Repeat the entries that follow verbatim, without any of their pictures.

─── Information provided ───

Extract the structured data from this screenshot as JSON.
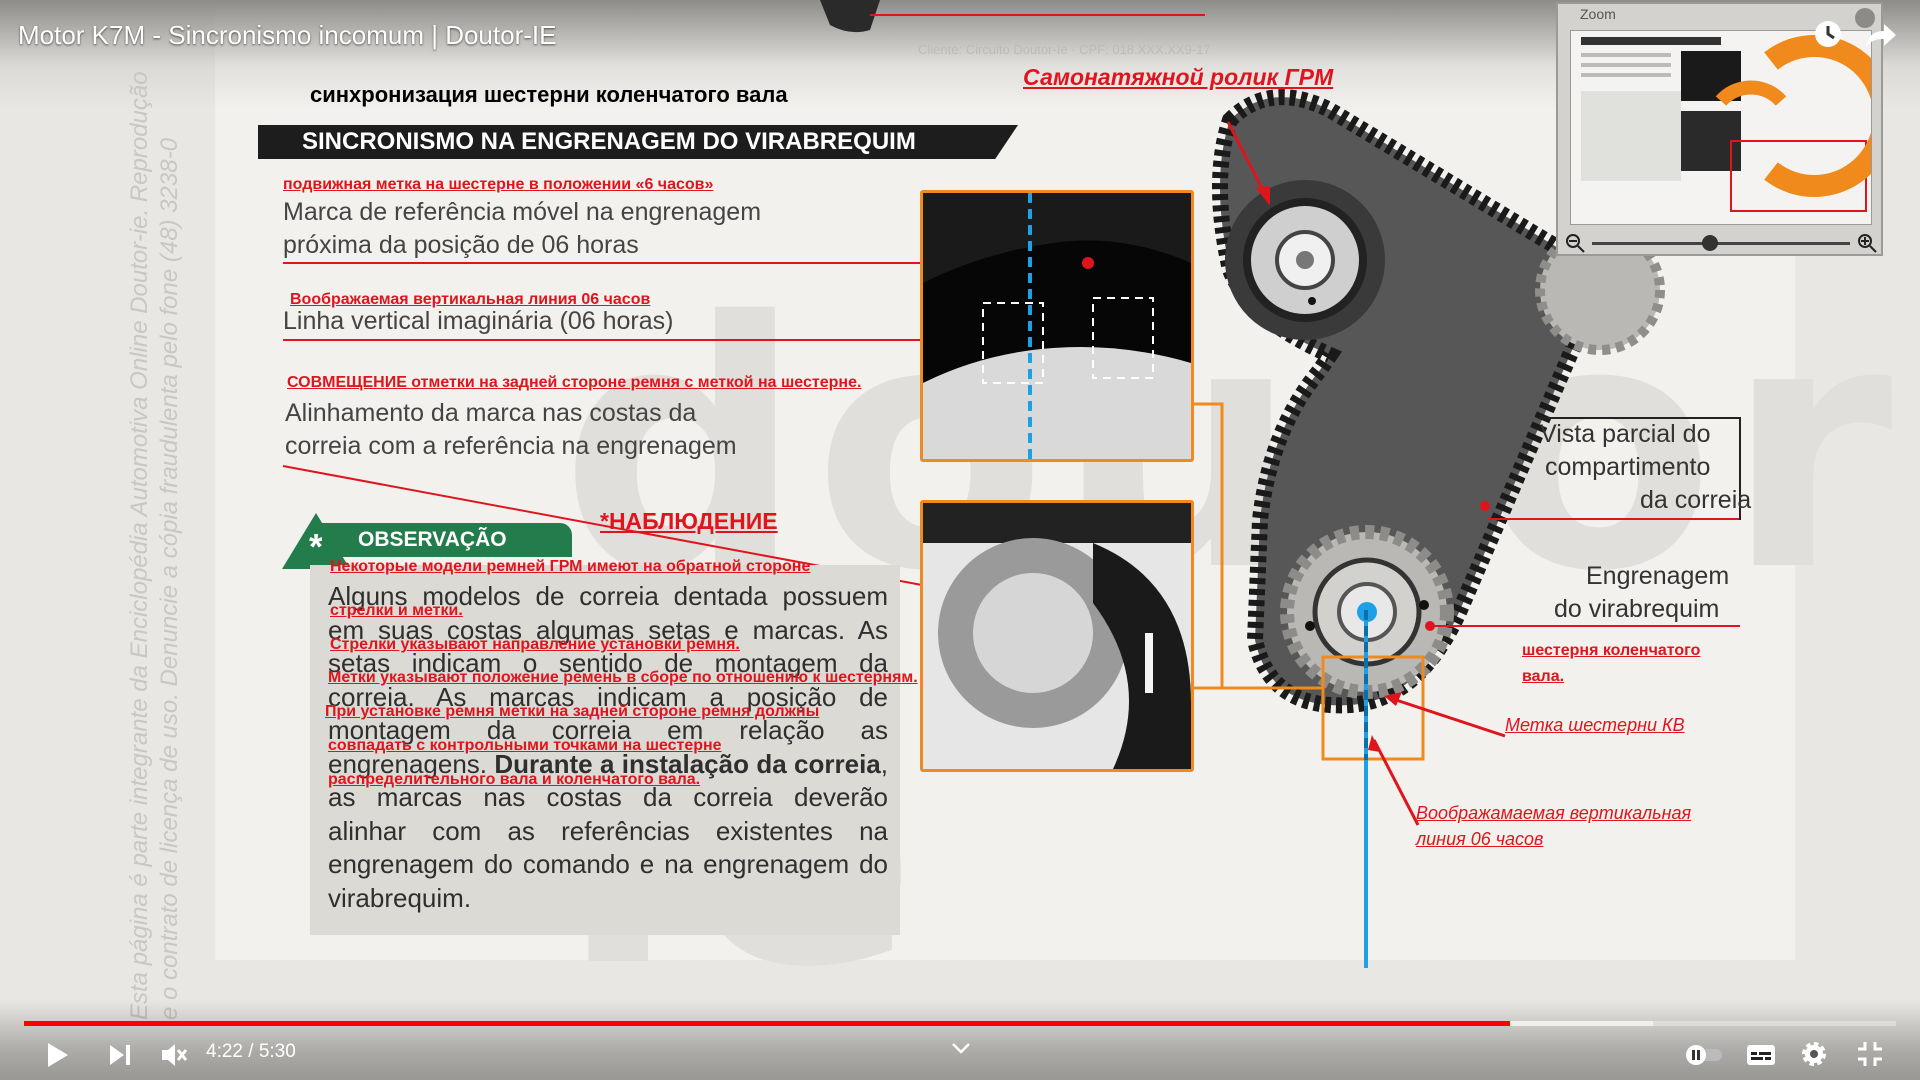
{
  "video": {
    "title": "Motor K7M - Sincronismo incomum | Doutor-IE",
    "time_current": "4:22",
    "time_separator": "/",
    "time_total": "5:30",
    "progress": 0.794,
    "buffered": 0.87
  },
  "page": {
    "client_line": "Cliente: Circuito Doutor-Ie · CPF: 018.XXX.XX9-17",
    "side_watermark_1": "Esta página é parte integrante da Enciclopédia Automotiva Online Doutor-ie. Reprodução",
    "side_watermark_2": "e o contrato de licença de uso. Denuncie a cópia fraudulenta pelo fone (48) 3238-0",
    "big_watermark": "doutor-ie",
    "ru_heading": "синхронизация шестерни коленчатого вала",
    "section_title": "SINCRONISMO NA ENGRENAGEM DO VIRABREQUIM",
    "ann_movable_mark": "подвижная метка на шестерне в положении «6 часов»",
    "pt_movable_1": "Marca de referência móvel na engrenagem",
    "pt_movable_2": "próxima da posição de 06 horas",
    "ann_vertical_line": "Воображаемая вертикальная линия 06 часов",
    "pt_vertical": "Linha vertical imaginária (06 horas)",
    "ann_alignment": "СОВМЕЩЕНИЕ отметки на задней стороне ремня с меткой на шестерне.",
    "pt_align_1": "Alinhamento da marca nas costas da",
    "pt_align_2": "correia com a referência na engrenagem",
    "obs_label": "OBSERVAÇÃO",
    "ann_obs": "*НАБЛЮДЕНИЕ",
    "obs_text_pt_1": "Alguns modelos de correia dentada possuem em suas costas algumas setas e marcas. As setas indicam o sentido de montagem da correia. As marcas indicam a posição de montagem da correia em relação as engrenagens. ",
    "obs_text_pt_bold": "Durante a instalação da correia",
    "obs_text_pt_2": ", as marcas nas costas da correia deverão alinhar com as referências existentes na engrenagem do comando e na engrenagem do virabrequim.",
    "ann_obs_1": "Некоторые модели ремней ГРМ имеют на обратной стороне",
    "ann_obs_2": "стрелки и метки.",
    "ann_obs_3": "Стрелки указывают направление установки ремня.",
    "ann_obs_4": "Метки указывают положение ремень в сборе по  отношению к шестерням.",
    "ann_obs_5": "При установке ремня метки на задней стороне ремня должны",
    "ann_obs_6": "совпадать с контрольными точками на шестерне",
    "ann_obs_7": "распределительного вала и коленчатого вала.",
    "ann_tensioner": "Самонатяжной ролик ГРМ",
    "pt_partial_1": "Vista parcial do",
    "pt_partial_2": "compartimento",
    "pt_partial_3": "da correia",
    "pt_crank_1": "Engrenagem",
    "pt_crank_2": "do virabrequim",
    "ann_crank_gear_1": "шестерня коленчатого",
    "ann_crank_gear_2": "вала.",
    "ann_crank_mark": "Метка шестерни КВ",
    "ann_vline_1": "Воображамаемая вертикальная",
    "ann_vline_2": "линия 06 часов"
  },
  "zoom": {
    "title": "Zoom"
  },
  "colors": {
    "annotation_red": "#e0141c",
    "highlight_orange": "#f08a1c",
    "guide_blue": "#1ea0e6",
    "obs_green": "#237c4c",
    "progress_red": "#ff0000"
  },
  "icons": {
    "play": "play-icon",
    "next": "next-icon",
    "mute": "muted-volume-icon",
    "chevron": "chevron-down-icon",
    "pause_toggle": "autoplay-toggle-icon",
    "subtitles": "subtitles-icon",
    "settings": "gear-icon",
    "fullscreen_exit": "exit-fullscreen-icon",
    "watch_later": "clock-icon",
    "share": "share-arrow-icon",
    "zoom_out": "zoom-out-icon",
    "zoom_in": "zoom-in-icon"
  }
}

───

→ **Solution to this exercise**
Extract the structured data from this screenshot as JSON.
{
  "video": {
    "title": "Motor K7M - Sincronismo incomum | Doutor-IE",
    "time_current": "4:22",
    "time_separator": "/",
    "time_total": "5:30",
    "progress": 0.794,
    "buffered": 0.87
  },
  "page": {
    "client_line": "Cliente: Circuito Doutor-Ie · CPF: 018.XXX.XX9-17",
    "side_watermark_1": "Esta página é parte integrante da Enciclopédia Automotiva Online Doutor-ie. Reprodução",
    "side_watermark_2": "e o contrato de licença de uso. Denuncie a cópia fraudulenta pelo fone (48) 3238-0",
    "big_watermark": "doutor-ie",
    "ru_heading": "синхронизация шестерни коленчатого вала",
    "section_title": "SINCRONISMO NA ENGRENAGEM DO VIRABREQUIM",
    "ann_movable_mark": "подвижная метка на шестерне в положении «6 часов»",
    "pt_movable_1": "Marca de referência móvel na engrenagem",
    "pt_movable_2": "próxima da posição de 06 horas",
    "ann_vertical_line": "Воображаемая вертикальная линия 06 часов",
    "pt_vertical": "Linha vertical imaginária (06 horas)",
    "ann_alignment": "СОВМЕЩЕНИЕ отметки на задней стороне ремня с меткой на шестерне.",
    "pt_align_1": "Alinhamento da marca nas costas da",
    "pt_align_2": "correia com a referência na engrenagem",
    "obs_label": "OBSERVAÇÃO",
    "ann_obs": "*НАБЛЮДЕНИЕ",
    "obs_text_pt_1": "Alguns modelos de correia dentada possuem em suas costas algumas setas e marcas. As setas indicam o sentido de montagem da correia. As marcas indicam a posição de montagem da correia em relação as engrenagens. ",
    "obs_text_pt_bold": "Durante a instalação da correia",
    "obs_text_pt_2": ", as marcas nas costas da correia deverão alinhar com as referências existentes na engrenagem do comando e na engrenagem do virabrequim.",
    "ann_obs_1": "Некоторые модели ремней ГРМ имеют на обратной стороне",
    "ann_obs_2": "стрелки и метки.",
    "ann_obs_3": "Стрелки указывают направление установки ремня.",
    "ann_obs_4": "Метки указывают положение ремень в сборе по  отношению к шестерням.",
    "ann_obs_5": "При установке ремня метки на задней стороне ремня должны",
    "ann_obs_6": "совпадать с контрольными точками на шестерне",
    "ann_obs_7": "распределительного вала и коленчатого вала.",
    "ann_tensioner": "Самонатяжной ролик ГРМ",
    "pt_partial_1": "Vista parcial do",
    "pt_partial_2": "compartimento",
    "pt_partial_3": "da correia",
    "pt_crank_1": "Engrenagem",
    "pt_crank_2": "do virabrequim",
    "ann_crank_gear_1": "шестерня коленчатого",
    "ann_crank_gear_2": "вала.",
    "ann_crank_mark": "Метка шестерни КВ",
    "ann_vline_1": "Воображамаемая вертикальная",
    "ann_vline_2": "линия 06 часов"
  },
  "zoom": {
    "title": "Zoom"
  },
  "colors": {
    "annotation_red": "#e0141c",
    "highlight_orange": "#f08a1c",
    "guide_blue": "#1ea0e6",
    "obs_green": "#237c4c",
    "progress_red": "#ff0000"
  },
  "icons": {
    "play": "play-icon",
    "next": "next-icon",
    "mute": "muted-volume-icon",
    "chevron": "chevron-down-icon",
    "pause_toggle": "autoplay-toggle-icon",
    "subtitles": "subtitles-icon",
    "settings": "gear-icon",
    "fullscreen_exit": "exit-fullscreen-icon",
    "watch_later": "clock-icon",
    "share": "share-arrow-icon",
    "zoom_out": "zoom-out-icon",
    "zoom_in": "zoom-in-icon"
  }
}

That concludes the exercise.